● Task to carry out
Repeat the line that contains "What data was" and all lines after it through the end, exactly as they are, minus the pictures.
◇ ◇ ◇ ◇
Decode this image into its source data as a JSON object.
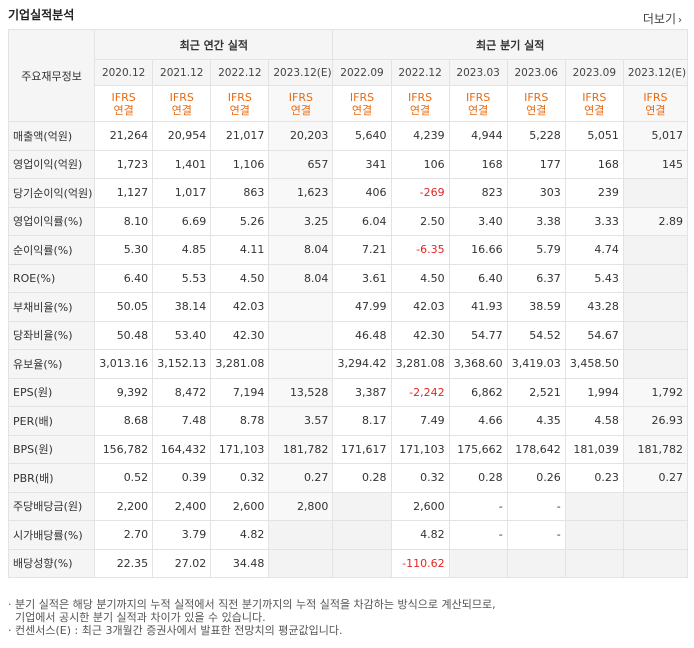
{
  "header": {
    "title": "기업실적분석",
    "more": "더보기",
    "more_arrow": "›"
  },
  "table": {
    "corner": "주요재무정보",
    "annual_group": "최근 연간 실적",
    "quarter_group": "최근 분기 실적",
    "periods": [
      "2020.12",
      "2021.12",
      "2022.12",
      "2023.12(E)",
      "2022.09",
      "2022.12",
      "2023.03",
      "2023.06",
      "2023.09",
      "2023.12(E)"
    ],
    "ifrs_top": "IFRS",
    "ifrs_bottom": "연결",
    "rows": [
      {
        "label": "매출액(억원)",
        "values": [
          "21,264",
          "20,954",
          "21,017",
          "20,203",
          "5,640",
          "4,239",
          "4,944",
          "5,228",
          "5,051",
          "5,017"
        ]
      },
      {
        "label": "영업이익(억원)",
        "values": [
          "1,723",
          "1,401",
          "1,106",
          "657",
          "341",
          "106",
          "168",
          "177",
          "168",
          "145"
        ]
      },
      {
        "label": "당기순이익(억원)",
        "values": [
          "1,127",
          "1,017",
          "863",
          "1,623",
          "406",
          "-269",
          "823",
          "303",
          "239",
          ""
        ]
      },
      {
        "label": "영업이익률(%)",
        "values": [
          "8.10",
          "6.69",
          "5.26",
          "3.25",
          "6.04",
          "2.50",
          "3.40",
          "3.38",
          "3.33",
          "2.89"
        ]
      },
      {
        "label": "순이익률(%)",
        "values": [
          "5.30",
          "4.85",
          "4.11",
          "8.04",
          "7.21",
          "-6.35",
          "16.66",
          "5.79",
          "4.74",
          ""
        ]
      },
      {
        "label": "ROE(%)",
        "values": [
          "6.40",
          "5.53",
          "4.50",
          "8.04",
          "3.61",
          "4.50",
          "6.40",
          "6.37",
          "5.43",
          ""
        ]
      },
      {
        "label": "부채비율(%)",
        "values": [
          "50.05",
          "38.14",
          "42.03",
          "",
          "47.99",
          "42.03",
          "41.93",
          "38.59",
          "43.28",
          ""
        ]
      },
      {
        "label": "당좌비율(%)",
        "values": [
          "50.48",
          "53.40",
          "42.30",
          "",
          "46.48",
          "42.30",
          "54.77",
          "54.52",
          "54.67",
          ""
        ]
      },
      {
        "label": "유보율(%)",
        "values": [
          "3,013.16",
          "3,152.13",
          "3,281.08",
          "",
          "3,294.42",
          "3,281.08",
          "3,368.60",
          "3,419.03",
          "3,458.50",
          ""
        ]
      },
      {
        "label": "EPS(원)",
        "values": [
          "9,392",
          "8,472",
          "7,194",
          "13,528",
          "3,387",
          "-2,242",
          "6,862",
          "2,521",
          "1,994",
          "1,792"
        ]
      },
      {
        "label": "PER(배)",
        "values": [
          "8.68",
          "7.48",
          "8.78",
          "3.57",
          "8.17",
          "7.49",
          "4.66",
          "4.35",
          "4.58",
          "26.93"
        ]
      },
      {
        "label": "BPS(원)",
        "values": [
          "156,782",
          "164,432",
          "171,103",
          "181,782",
          "171,617",
          "171,103",
          "175,662",
          "178,642",
          "181,039",
          "181,782"
        ]
      },
      {
        "label": "PBR(배)",
        "values": [
          "0.52",
          "0.39",
          "0.32",
          "0.27",
          "0.28",
          "0.32",
          "0.28",
          "0.26",
          "0.23",
          "0.27"
        ]
      },
      {
        "label": "주당배당금(원)",
        "values": [
          "2,200",
          "2,400",
          "2,600",
          "2,800",
          "",
          "2,600",
          "-",
          "-",
          "",
          ""
        ]
      },
      {
        "label": "시가배당률(%)",
        "values": [
          "2.70",
          "3.79",
          "4.82",
          "",
          "",
          "4.82",
          "-",
          "-",
          "",
          ""
        ]
      },
      {
        "label": "배당성향(%)",
        "values": [
          "22.35",
          "27.02",
          "34.48",
          "",
          "",
          "-110.62",
          "",
          "",
          "",
          ""
        ]
      }
    ]
  },
  "notes": [
    "· 분기 실적은 해당 분기까지의 누적 실적에서 직전 분기까지의 누적 실적을 차감하는 방식으로 계산되므로,",
    "  기업에서 공시한 분기 실적과 차이가 있을 수 있습니다.",
    "· 컨센서스(E) : 최근 3개월간 증권사에서 발표한 전망치의 평균값입니다."
  ]
}
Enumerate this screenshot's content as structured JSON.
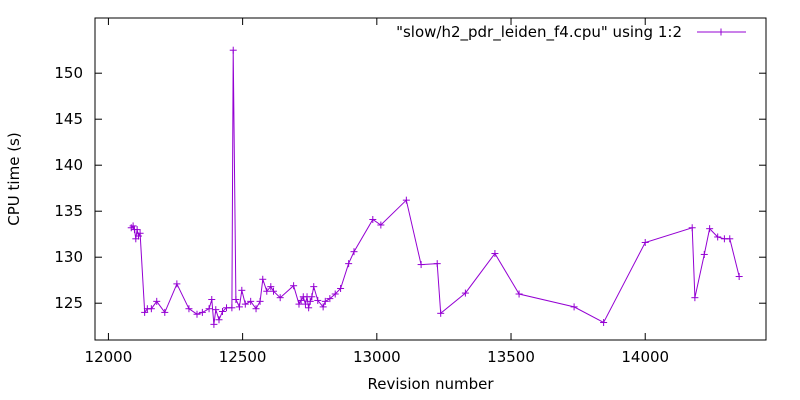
{
  "chart_data": {
    "type": "line",
    "xlabel": "Revision number",
    "ylabel": "CPU time (s)",
    "xlim": [
      11950,
      14450
    ],
    "ylim": [
      121,
      156
    ],
    "xticks": [
      12000,
      12500,
      13000,
      13500,
      14000
    ],
    "yticks": [
      125,
      130,
      135,
      140,
      145,
      150
    ],
    "grid": false,
    "legend_position": "top-right",
    "series": [
      {
        "name": "\"slow/h2_pdr_leiden_f4.cpu\" using 1:2",
        "color": "#9400d3",
        "marker": "plus",
        "x": [
          12085,
          12092,
          12097,
          12102,
          12107,
          12112,
          12118,
          12135,
          12145,
          12160,
          12180,
          12210,
          12255,
          12300,
          12330,
          12350,
          12375,
          12385,
          12393,
          12400,
          12412,
          12425,
          12440,
          12460,
          12465,
          12475,
          12488,
          12497,
          12510,
          12530,
          12550,
          12565,
          12575,
          12590,
          12605,
          12615,
          12640,
          12690,
          12710,
          12718,
          12726,
          12734,
          12740,
          12746,
          12752,
          12758,
          12765,
          12780,
          12800,
          12808,
          12825,
          12845,
          12865,
          12895,
          12915,
          12985,
          13015,
          13110,
          13165,
          13225,
          13238,
          13330,
          13440,
          13530,
          13735,
          13845,
          14000,
          14175,
          14185,
          14220,
          14240,
          14270,
          14295,
          14315,
          14350
        ],
        "y": [
          133.2,
          133.4,
          133.0,
          132.0,
          133.0,
          132.3,
          132.6,
          124.0,
          124.4,
          124.4,
          125.2,
          124.0,
          127.1,
          124.4,
          123.8,
          124.0,
          124.4,
          125.4,
          122.7,
          124.3,
          123.2,
          124.1,
          124.5,
          124.5,
          152.5,
          125.4,
          124.6,
          126.4,
          124.9,
          125.2,
          124.4,
          125.2,
          127.6,
          126.3,
          126.8,
          126.3,
          125.6,
          126.9,
          124.9,
          125.3,
          125.7,
          124.9,
          125.7,
          124.5,
          125.2,
          125.7,
          126.8,
          125.3,
          124.6,
          125.2,
          125.5,
          126.0,
          126.6,
          129.3,
          130.6,
          134.1,
          133.5,
          136.2,
          129.2,
          129.3,
          123.9,
          126.1,
          130.4,
          126.0,
          124.6,
          122.9,
          131.6,
          133.2,
          125.6,
          130.3,
          133.1,
          132.2,
          132.0,
          132.0,
          127.9
        ]
      }
    ]
  }
}
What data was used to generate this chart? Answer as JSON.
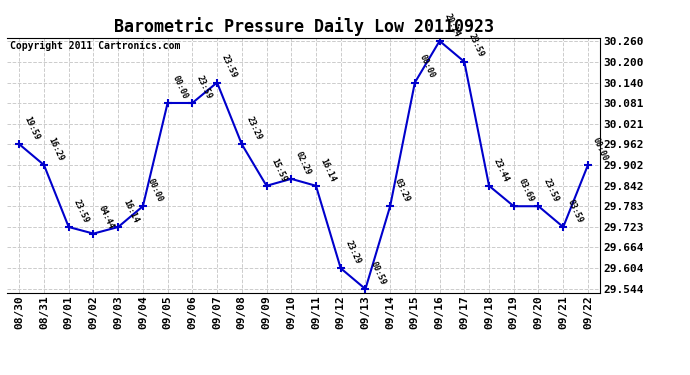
{
  "title": "Barometric Pressure Daily Low 20110923",
  "copyright": "Copyright 2011 Cartronics.com",
  "x_labels": [
    "08/30",
    "08/31",
    "09/01",
    "09/02",
    "09/03",
    "09/04",
    "09/05",
    "09/06",
    "09/07",
    "09/08",
    "09/09",
    "09/10",
    "09/11",
    "09/12",
    "09/13",
    "09/14",
    "09/15",
    "09/16",
    "09/17",
    "09/18",
    "09/19",
    "09/20",
    "09/21",
    "09/22"
  ],
  "x_values": [
    0,
    1,
    2,
    3,
    4,
    5,
    6,
    7,
    8,
    9,
    10,
    11,
    12,
    13,
    14,
    15,
    16,
    17,
    18,
    19,
    20,
    21,
    22,
    23
  ],
  "y_values": [
    29.962,
    29.902,
    29.723,
    29.704,
    29.723,
    29.783,
    30.081,
    30.081,
    30.14,
    29.962,
    29.842,
    29.862,
    29.842,
    29.604,
    29.544,
    29.783,
    30.14,
    30.26,
    30.2,
    29.842,
    29.783,
    29.783,
    29.723,
    29.902
  ],
  "point_labels": [
    "19:59",
    "16:29",
    "23:59",
    "04:44",
    "16:14",
    "00:00",
    "00:00",
    "23:59",
    "23:59",
    "23:29",
    "15:59",
    "02:29",
    "16:14",
    "23:29",
    "00:59",
    "03:29",
    "00:00",
    "20:14",
    "23:59",
    "23:44",
    "03:69",
    "23:59",
    "03:59",
    "00:00"
  ],
  "line_color": "#0000cc",
  "background_color": "#ffffff",
  "grid_color": "#cccccc",
  "ylim_min": 29.534,
  "ylim_max": 30.27,
  "yticks": [
    29.544,
    29.604,
    29.664,
    29.723,
    29.783,
    29.842,
    29.902,
    29.962,
    30.021,
    30.081,
    30.14,
    30.2,
    30.26
  ],
  "title_fontsize": 12,
  "tick_fontsize": 8,
  "label_fontsize": 6,
  "copyright_fontsize": 7
}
◇ ◇ ◇ ◇
● Correct output
What data was used to generate this chart? Answer as JSON.
{
  "title": "Barometric Pressure Daily Low 20110923",
  "copyright": "Copyright 2011 Cartronics.com",
  "x_labels": [
    "08/30",
    "08/31",
    "09/01",
    "09/02",
    "09/03",
    "09/04",
    "09/05",
    "09/06",
    "09/07",
    "09/08",
    "09/09",
    "09/10",
    "09/11",
    "09/12",
    "09/13",
    "09/14",
    "09/15",
    "09/16",
    "09/17",
    "09/18",
    "09/19",
    "09/20",
    "09/21",
    "09/22"
  ],
  "x_values": [
    0,
    1,
    2,
    3,
    4,
    5,
    6,
    7,
    8,
    9,
    10,
    11,
    12,
    13,
    14,
    15,
    16,
    17,
    18,
    19,
    20,
    21,
    22,
    23
  ],
  "y_values": [
    29.962,
    29.902,
    29.723,
    29.704,
    29.723,
    29.783,
    30.081,
    30.081,
    30.14,
    29.962,
    29.842,
    29.862,
    29.842,
    29.604,
    29.544,
    29.783,
    30.14,
    30.26,
    30.2,
    29.842,
    29.783,
    29.783,
    29.723,
    29.902
  ],
  "point_labels": [
    "19:59",
    "16:29",
    "23:59",
    "04:44",
    "16:14",
    "00:00",
    "00:00",
    "23:59",
    "23:59",
    "23:29",
    "15:59",
    "02:29",
    "16:14",
    "23:29",
    "00:59",
    "03:29",
    "00:00",
    "20:14",
    "23:59",
    "23:44",
    "03:69",
    "23:59",
    "03:59",
    "00:00"
  ],
  "line_color": "#0000cc",
  "background_color": "#ffffff",
  "grid_color": "#cccccc",
  "ylim_min": 29.534,
  "ylim_max": 30.27,
  "yticks": [
    29.544,
    29.604,
    29.664,
    29.723,
    29.783,
    29.842,
    29.902,
    29.962,
    30.021,
    30.081,
    30.14,
    30.2,
    30.26
  ],
  "title_fontsize": 12,
  "tick_fontsize": 8,
  "label_fontsize": 6,
  "copyright_fontsize": 7
}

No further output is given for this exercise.